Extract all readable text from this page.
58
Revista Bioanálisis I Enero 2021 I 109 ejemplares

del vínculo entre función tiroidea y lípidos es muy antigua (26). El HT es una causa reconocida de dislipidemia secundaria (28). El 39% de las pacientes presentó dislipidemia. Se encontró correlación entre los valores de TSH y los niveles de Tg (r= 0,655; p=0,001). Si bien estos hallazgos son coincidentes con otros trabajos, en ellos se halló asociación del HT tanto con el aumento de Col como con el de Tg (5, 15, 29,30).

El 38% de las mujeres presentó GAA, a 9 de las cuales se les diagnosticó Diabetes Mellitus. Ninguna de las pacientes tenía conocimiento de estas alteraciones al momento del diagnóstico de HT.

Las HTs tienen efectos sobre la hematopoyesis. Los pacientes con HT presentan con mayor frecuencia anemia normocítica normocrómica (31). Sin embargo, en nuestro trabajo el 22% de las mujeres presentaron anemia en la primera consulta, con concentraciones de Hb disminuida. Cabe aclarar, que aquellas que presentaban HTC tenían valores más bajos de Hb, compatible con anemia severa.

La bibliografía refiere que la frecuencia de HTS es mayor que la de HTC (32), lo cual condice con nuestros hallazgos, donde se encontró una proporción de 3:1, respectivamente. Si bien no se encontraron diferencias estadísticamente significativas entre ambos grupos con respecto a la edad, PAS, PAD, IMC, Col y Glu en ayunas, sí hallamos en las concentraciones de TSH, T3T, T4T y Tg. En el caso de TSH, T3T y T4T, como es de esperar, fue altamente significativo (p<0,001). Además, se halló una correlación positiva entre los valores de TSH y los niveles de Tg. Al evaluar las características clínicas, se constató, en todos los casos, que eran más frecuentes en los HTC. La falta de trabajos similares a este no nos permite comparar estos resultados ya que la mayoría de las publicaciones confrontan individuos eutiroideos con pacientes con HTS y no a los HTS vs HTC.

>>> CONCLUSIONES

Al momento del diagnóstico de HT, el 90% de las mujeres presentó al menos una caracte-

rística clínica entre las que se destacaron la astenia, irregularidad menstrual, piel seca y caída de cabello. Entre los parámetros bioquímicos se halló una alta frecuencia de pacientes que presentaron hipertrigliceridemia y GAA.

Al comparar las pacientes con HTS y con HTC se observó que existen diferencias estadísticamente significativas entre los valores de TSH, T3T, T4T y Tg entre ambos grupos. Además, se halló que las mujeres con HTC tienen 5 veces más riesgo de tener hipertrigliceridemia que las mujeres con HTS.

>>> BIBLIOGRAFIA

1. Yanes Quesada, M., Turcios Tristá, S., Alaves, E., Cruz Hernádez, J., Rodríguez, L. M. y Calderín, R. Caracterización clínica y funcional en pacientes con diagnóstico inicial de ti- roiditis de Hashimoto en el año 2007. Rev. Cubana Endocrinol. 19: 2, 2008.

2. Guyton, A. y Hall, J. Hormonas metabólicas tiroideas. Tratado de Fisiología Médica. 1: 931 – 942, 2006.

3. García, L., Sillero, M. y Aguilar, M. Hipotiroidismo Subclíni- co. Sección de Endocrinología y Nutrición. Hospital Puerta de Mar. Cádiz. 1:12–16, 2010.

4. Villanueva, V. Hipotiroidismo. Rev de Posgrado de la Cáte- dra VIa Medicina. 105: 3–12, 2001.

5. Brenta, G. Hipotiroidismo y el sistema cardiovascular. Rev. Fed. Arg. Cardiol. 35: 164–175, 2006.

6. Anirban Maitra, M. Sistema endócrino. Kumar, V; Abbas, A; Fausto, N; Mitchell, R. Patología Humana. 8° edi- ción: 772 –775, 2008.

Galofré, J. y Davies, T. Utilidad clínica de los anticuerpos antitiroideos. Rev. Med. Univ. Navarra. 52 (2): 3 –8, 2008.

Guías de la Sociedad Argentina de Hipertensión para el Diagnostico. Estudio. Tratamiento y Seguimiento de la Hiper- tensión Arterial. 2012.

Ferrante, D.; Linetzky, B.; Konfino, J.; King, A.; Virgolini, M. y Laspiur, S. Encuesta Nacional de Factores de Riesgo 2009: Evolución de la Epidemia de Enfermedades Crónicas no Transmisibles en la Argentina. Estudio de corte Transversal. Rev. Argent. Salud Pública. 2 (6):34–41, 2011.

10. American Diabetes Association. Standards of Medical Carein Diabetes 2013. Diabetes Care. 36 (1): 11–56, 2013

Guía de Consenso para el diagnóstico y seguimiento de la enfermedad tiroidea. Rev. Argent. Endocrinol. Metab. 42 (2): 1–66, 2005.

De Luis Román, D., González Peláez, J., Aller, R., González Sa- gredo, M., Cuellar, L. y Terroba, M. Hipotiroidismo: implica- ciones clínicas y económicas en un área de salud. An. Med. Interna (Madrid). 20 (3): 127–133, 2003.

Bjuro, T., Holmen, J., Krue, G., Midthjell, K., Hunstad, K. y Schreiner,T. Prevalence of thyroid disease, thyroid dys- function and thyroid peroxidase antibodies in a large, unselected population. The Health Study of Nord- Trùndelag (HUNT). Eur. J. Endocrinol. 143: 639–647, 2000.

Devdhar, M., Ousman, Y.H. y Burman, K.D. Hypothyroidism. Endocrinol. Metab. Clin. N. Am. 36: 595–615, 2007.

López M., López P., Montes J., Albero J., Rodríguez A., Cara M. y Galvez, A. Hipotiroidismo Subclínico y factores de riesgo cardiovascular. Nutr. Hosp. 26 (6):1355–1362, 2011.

> [Task to complete]: Transcribe all of the data so that each line matches the source exactly.

> [Completed exercise]:
Extract all readable text from this page.
58
Revista Bioanálisis I Enero 2021 I 109 ejemplares

del vínculo entre función tiroidea y lípidos es muy antigua (26). El HT es una causa reconocida de dislipidemia secundaria (28). El 39% de las pacientes presentó dislipidemia. Se encontró correlación entre los valores de TSH y los niveles de Tg (r= 0,655; p=0,001). Si bien estos hallazgos son coincidentes con otros trabajos, en ellos se halló asociación del HT tanto con el aumento de Col como con el de Tg (5, 15, 29,30).

El 38% de las mujeres presentó GAA, a 9 de las cuales se les diagnosticó Diabetes Mellitus. Ninguna de las pacientes tenía conocimiento de estas alteraciones al momento del diagnóstico de HT.

Las HTs tienen efectos sobre la hematopoyesis. Los pacientes con HT presentan con mayor frecuencia anemia normocítica normocrómica (31). Sin embargo, en nuestro trabajo el 22% de las mujeres presentaron anemia en la primera consulta, con concentraciones de Hb disminuida. Cabe aclarar, que aquellas que presentaban HTC tenían valores más bajos de Hb, compatible con anemia severa.

La bibliografía refiere que la frecuencia de HTS es mayor que la de HTC (32), lo cual condice con nuestros hallazgos, donde se encontró una proporción de 3:1, respectivamente. Si bien no se encontraron diferencias estadísticamente significativas entre ambos grupos con respecto a la edad, PAS, PAD, IMC, Col y Glu en ayunas, sí hallamos en las concentraciones de TSH, T3T, T4T y Tg. En el caso de TSH, T3T y T4T, como es de esperar, fue altamente significativo (p<0,001). Además, se halló una correlación positiva entre los valores de TSH y los niveles de Tg. Al evaluar las características clínicas, se constató, en todos los casos, que eran más frecuentes en los HTC. La falta de trabajos similares a este no nos permite comparar estos resultados ya que la mayoría de las publicaciones confrontan individuos eutiroideos con pacientes con HTS y no a los HTS vs HTC.

>>> CONCLUSIONES

Al momento del diagnóstico de HT, el 90% de las mujeres presentó al menos una caracte-

rística clínica entre las que se destacaron la astenia, irregularidad menstrual, piel seca y caída de cabello. Entre los parámetros bioquímicos se halló una alta frecuencia de pacientes que presentaron hipertrigliceridemia y GAA.

Al comparar las pacientes con HTS y con HTC se observó que existen diferencias estadísticamente significativas entre los valores de TSH, T3T, T4T y Tg entre ambos grupos. Además, se halló que las mujeres con HTC tienen 5 veces más riesgo de tener hipertrigliceridemia que las mujeres con HTS.

>>> BIBLIOGRAFIA

1. Yanes Quesada, M., Turcios Tristá, S., Alaves, E., Cruz Hernádez, J., Rodríguez, L. M. y Calderín, R. Caracterización clínica y funcional en pacientes con diagnóstico inicial de ti- roiditis de Hashimoto en el año 2007. Rev. Cubana Endocrinol. 19: 2, 2008.

2. Guyton, A. y Hall, J. Hormonas metabólicas tiroideas. Tratado de Fisiología Médica. 1: 931 – 942, 2006.

3. García, L., Sillero, M. y Aguilar, M. Hipotiroidismo Subclíni- co. Sección de Endocrinología y Nutrición. Hospital Puerta de Mar. Cádiz. 1:12–16, 2010.

4. Villanueva, V. Hipotiroidismo. Rev de Posgrado de la Cáte- dra VIa Medicina. 105: 3–12, 2001.

5. Brenta, G. Hipotiroidismo y el sistema cardiovascular. Rev. Fed. Arg. Cardiol. 35: 164–175, 2006.

6. Anirban Maitra, M. Sistema endócrino. Kumar, V; Abbas, A; Fausto, N; Mitchell, R. Patología Humana. 8° edi- ción: 772 –775, 2008.

Galofré, J. y Davies, T. Utilidad clínica de los anticuerpos antitiroideos. Rev. Med. Univ. Navarra. 52 (2): 3 –8, 2008.

Guías de la Sociedad Argentina de Hipertensión para el Diagnostico. Estudio. Tratamiento y Seguimiento de la Hiper- tensión Arterial. 2012.

Ferrante, D.; Linetzky, B.; Konfino, J.; King, A.; Virgolini, M. y Laspiur, S. Encuesta Nacional de Factores de Riesgo 2009: Evolución de la Epidemia de Enfermedades Crónicas no Transmisibles en la Argentina. Estudio de corte Transversal. Rev. Argent. Salud Pública. 2 (6):34–41, 2011.

10. American Diabetes Association. Standards of Medical Carein Diabetes 2013. Diabetes Care. 36 (1): 11–56, 2013

Guía de Consenso para el diagnóstico y seguimiento de la enfermedad tiroidea. Rev. Argent. Endocrinol. Metab. 42 (2): 1–66, 2005.

De Luis Román, D., González Peláez, J., Aller, R., González Sa- gredo, M., Cuellar, L. y Terroba, M. Hipotiroidismo: implica- ciones clínicas y económicas en un área de salud. An. Med. Interna (Madrid). 20 (3): 127–133, 2003.

Bjuro, T., Holmen, J., Krue, G., Midthjell, K., Hunstad, K. y Schreiner,T. Prevalence of thyroid disease, thyroid dys- function and thyroid peroxidase antibodies in a large, unselected population. The Health Study of Nord- Trùndelag (HUNT). Eur. J. Endocrinol. 143: 639–647, 2000.

Devdhar, M., Ousman, Y.H. y Burman, K.D. Hypothyroidism. Endocrinol. Metab. Clin. N. Am. 36: 595–615, 2007.

López M., López P., Montes J., Albero J., Rodríguez A., Cara M. y Galvez, A. Hipotiroidismo Subclínico y factores de riesgo cardiovascular. Nutr. Hosp. 26 (6):1355–1362, 2011.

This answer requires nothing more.